SUPPLIED RECORDS -
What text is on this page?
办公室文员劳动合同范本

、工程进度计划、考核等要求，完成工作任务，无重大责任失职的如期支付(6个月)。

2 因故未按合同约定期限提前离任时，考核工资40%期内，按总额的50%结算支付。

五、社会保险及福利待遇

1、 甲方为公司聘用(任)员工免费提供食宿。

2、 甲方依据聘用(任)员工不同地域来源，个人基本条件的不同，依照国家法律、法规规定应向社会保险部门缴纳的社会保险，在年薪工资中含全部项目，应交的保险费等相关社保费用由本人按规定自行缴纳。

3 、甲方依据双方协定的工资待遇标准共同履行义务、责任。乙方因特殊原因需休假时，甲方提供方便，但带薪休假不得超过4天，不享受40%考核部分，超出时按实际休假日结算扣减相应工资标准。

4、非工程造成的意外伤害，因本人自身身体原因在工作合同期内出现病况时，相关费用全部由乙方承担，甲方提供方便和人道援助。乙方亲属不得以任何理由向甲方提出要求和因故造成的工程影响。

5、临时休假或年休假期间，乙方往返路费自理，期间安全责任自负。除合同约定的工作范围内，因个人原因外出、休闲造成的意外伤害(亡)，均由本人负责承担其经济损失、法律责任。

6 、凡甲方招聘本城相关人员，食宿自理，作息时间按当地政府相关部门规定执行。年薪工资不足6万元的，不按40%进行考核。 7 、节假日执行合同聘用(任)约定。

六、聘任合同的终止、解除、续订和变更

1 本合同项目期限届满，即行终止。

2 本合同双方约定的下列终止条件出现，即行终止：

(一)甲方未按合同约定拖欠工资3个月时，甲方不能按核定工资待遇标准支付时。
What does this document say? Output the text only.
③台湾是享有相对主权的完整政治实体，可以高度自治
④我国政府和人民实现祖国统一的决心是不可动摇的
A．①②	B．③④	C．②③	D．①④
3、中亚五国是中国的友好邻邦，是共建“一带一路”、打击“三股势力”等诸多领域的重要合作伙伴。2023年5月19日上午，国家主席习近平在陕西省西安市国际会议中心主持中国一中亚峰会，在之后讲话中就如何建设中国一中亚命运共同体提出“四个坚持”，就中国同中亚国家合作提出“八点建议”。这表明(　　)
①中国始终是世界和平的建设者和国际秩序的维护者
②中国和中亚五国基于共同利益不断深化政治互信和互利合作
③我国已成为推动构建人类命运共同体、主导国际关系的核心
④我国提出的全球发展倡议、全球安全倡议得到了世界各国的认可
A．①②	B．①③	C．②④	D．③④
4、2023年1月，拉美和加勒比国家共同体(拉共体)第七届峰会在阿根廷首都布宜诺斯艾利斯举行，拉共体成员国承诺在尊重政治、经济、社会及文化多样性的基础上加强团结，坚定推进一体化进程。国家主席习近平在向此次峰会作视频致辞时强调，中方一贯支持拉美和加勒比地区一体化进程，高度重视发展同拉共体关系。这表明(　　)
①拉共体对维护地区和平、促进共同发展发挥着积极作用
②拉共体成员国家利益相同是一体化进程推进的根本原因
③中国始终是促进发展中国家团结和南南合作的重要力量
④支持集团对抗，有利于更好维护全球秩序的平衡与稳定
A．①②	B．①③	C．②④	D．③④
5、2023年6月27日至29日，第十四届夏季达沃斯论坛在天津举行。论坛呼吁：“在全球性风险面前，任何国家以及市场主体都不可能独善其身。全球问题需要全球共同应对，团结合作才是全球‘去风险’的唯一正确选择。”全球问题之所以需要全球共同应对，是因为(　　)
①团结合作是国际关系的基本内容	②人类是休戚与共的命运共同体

EXERCISE INSTRUCTIONS - Return only the number of lines in the data that contain "this".

ANSWER IN FULL - 2